## BEGIN EXERCISE MATERIAL

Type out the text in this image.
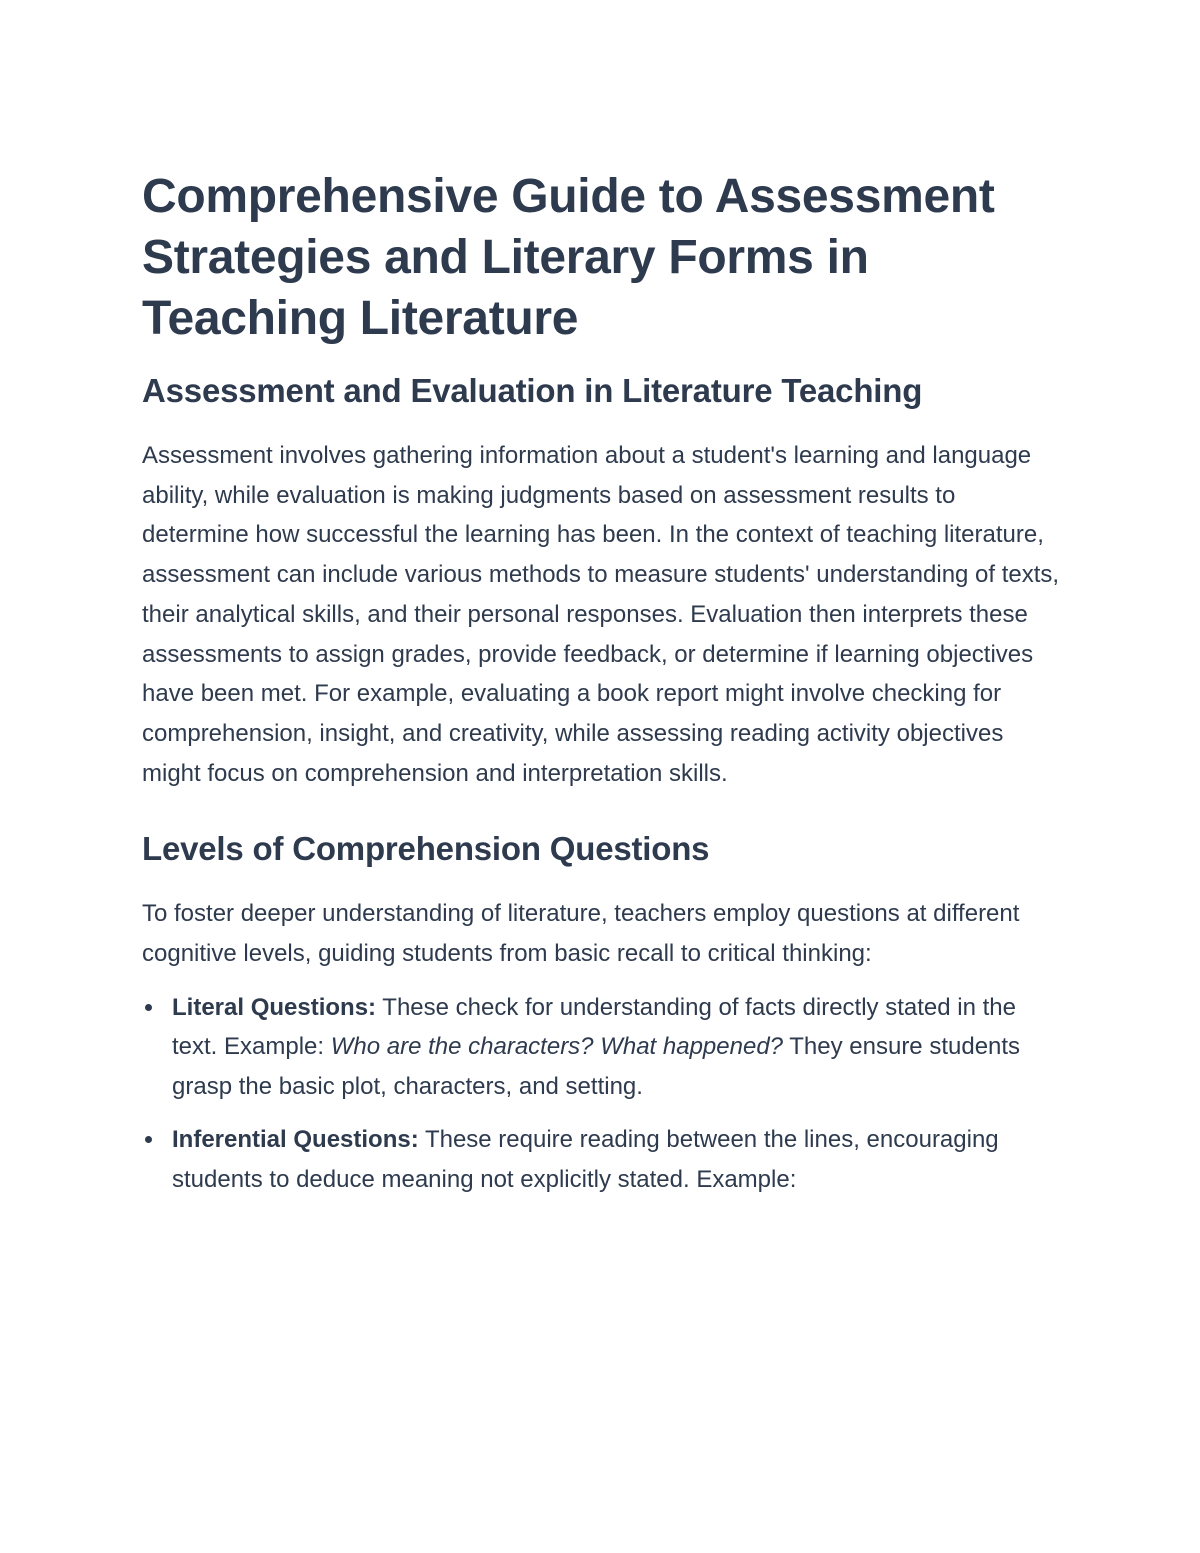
Comprehensive Guide to Assessment Strategies and Literary Forms in Teaching Literature
Assessment and Evaluation in Literature Teaching

Assessment involves gathering information about a student's learning and language ability, while evaluation is making judgments based on assessment results to determine how successful the learning has been. In the context of teaching literature, assessment can include various methods to measure students' understanding of texts, their analytical skills, and their personal responses. Evaluation then interprets these assessments to assign grades, provide feedback, or determine if learning objectives have been met. For example, evaluating a book report might involve checking for comprehension, insight, and creativity, while assessing reading activity objectives might focus on comprehension and interpretation skills.

Levels of Comprehension Questions

To foster deeper understanding of literature, teachers employ questions at different cognitive levels, guiding students from basic recall to critical thinking:

Literal Questions: These check for understanding of facts directly stated in the text. Example: Who are the characters? What happened? They ensure students grasp the basic plot, characters, and setting.
Inferential Questions: These require reading between the lines, encouraging students to deduce meaning not explicitly stated. Example:
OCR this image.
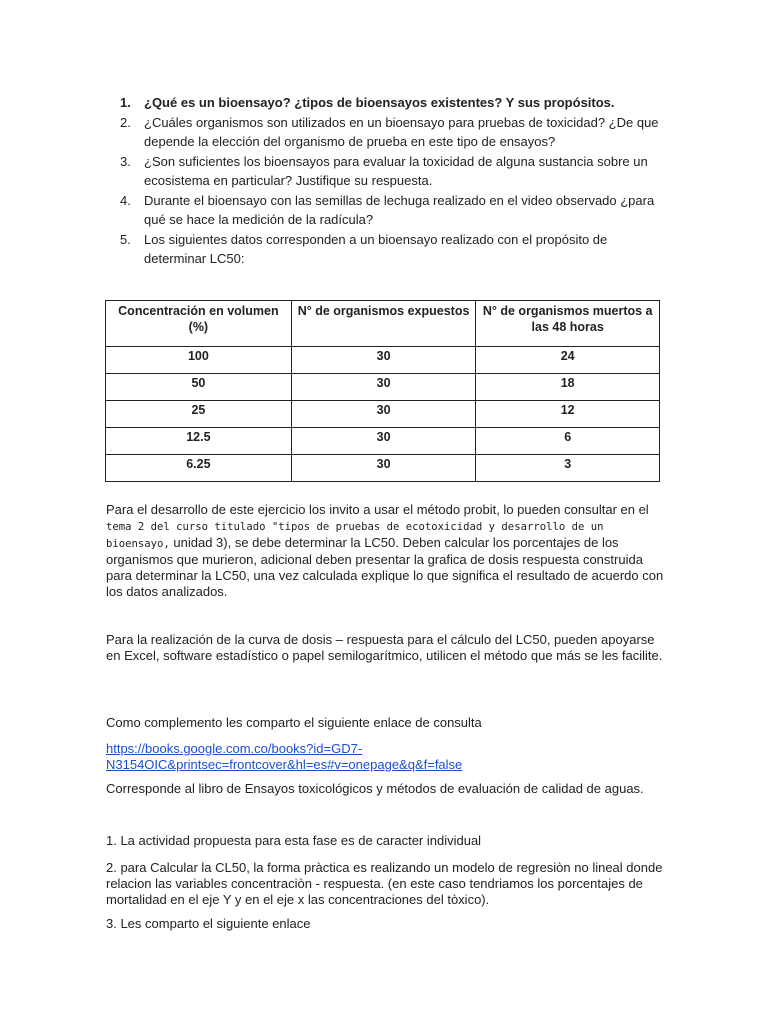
1. ¿Qué es un bioensayo? ¿tipos de bioensayos existentes? Y sus propósitos.
2. ¿Cuáles organismos son utilizados en un bioensayo para pruebas de toxicidad? ¿De que depende la elección del organismo de prueba en este tipo de ensayos?
3. ¿Son suficientes los bioensayos para evaluar la toxicidad de alguna sustancia sobre un ecosistema en particular? Justifique su respuesta.
4. Durante el bioensayo con las semillas de lechuga realizado en el video observado ¿para qué se hace la medición de la radícula?
5. Los siguientes datos corresponden a un bioensayo realizado con el propósito de determinar LC50:
Concentración en volumen (%)	N° de organismos expuestos	N° de organismos muertos a las 48 horas
100	30	24
50	30	18
25	30	12
12.5	30	6
6.25	30	3

Para el desarrollo de este ejercicio los invito a usar el método probit, lo pueden consultar en el tema 2 del curso titulado "tipos de pruebas de ecotoxicidad y desarrollo de un bioensayo, unidad 3), se debe determinar la LC50. Deben calcular los porcentajes de los organismos que murieron, adicional deben presentar la grafica de dosis respuesta construida para determinar la LC50, una vez calculada explique lo que significa el resultado de acuerdo con los datos analizados.

Para la realización de la curva de dosis – respuesta para el cálculo del LC50, pueden apoyarse en Excel, software estadístico o papel semilogarítmico, utilicen el método que más se les facilite.

Como complemento les comparto el siguiente enlace de consulta

https://books.google.com.co/books?id=GD7-
N3154OIC&printsec=frontcover&hl=es#v=onepage&q&f=false

Corresponde al libro de Ensayos toxicológicos y métodos de evaluación de calidad de aguas.

1. La actividad propuesta para esta fase es de caracter individual

2. para Calcular la CL50, la forma pràctica es realizando un modelo de regresiòn no lineal donde relacion las variables concentraciòn - respuesta. (en este caso tendriamos los porcentajes de mortalidad en el eje Y y en el eje x las concentraciones del tòxico).

3. Les comparto el siguiente enlace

## END EXERCISE MATERIAL

**EXERCISE PROMPT**
Write out the records above exactly as they appear, leaving out any pictures.

**RESPONSE TO THIS EXERCISE**
Type out the text in this image.
Comprehensive Guide to Assessment Strategies and Literary Forms in Teaching Literature
Assessment and Evaluation in Literature Teaching

Assessment involves gathering information about a student's learning and language ability, while evaluation is making judgments based on assessment results to determine how successful the learning has been. In the context of teaching literature, assessment can include various methods to measure students' understanding of texts, their analytical skills, and their personal responses. Evaluation then interprets these assessments to assign grades, provide feedback, or determine if learning objectives have been met. For example, evaluating a book report might involve checking for comprehension, insight, and creativity, while assessing reading activity objectives might focus on comprehension and interpretation skills.

Levels of Comprehension Questions

To foster deeper understanding of literature, teachers employ questions at different cognitive levels, guiding students from basic recall to critical thinking:

Literal Questions: These check for understanding of facts directly stated in the text. Example: Who are the characters? What happened? They ensure students grasp the basic plot, characters, and setting.
Inferential Questions: These require reading between the lines, encouraging students to deduce meaning not explicitly stated. Example:
OCR this image.
1. ¿Qué es un bioensayo? ¿tipos de bioensayos existentes? Y sus propósitos.
2. ¿Cuáles organismos son utilizados en un bioensayo para pruebas de toxicidad? ¿De que depende la elección del organismo de prueba en este tipo de ensayos?
3. ¿Son suficientes los bioensayos para evaluar la toxicidad de alguna sustancia sobre un ecosistema en particular? Justifique su respuesta.
4. Durante el bioensayo con las semillas de lechuga realizado en el video observado ¿para qué se hace la medición de la radícula?
5. Los siguientes datos corresponden a un bioensayo realizado con el propósito de determinar LC50:
Concentración en volumen (%)	N° de organismos expuestos	N° de organismos muertos a las 48 horas
100	30	24
50	30	18
25	30	12
12.5	30	6
6.25	30	3

Para el desarrollo de este ejercicio los invito a usar el método probit, lo pueden consultar en el tema 2 del curso titulado "tipos de pruebas de ecotoxicidad y desarrollo de un bioensayo, unidad 3), se debe determinar la LC50. Deben calcular los porcentajes de los organismos que murieron, adicional deben presentar la grafica de dosis respuesta construida para determinar la LC50, una vez calculada explique lo que significa el resultado de acuerdo con los datos analizados.

Para la realización de la curva de dosis – respuesta para el cálculo del LC50, pueden apoyarse en Excel, software estadístico o papel semilogarítmico, utilicen el método que más se les facilite.

Como complemento les comparto el siguiente enlace de consulta

https://books.google.com.co/books?id=GD7-
N3154OIC&printsec=frontcover&hl=es#v=onepage&q&f=false

Corresponde al libro de Ensayos toxicológicos y métodos de evaluación de calidad de aguas.

1. La actividad propuesta para esta fase es de caracter individual

2. para Calcular la CL50, la forma pràctica es realizando un modelo de regresiòn no lineal donde relacion las variables concentraciòn - respuesta. (en este caso tendriamos los porcentajes de mortalidad en el eje Y y en el eje x las concentraciones del tòxico).

3. Les comparto el siguiente enlace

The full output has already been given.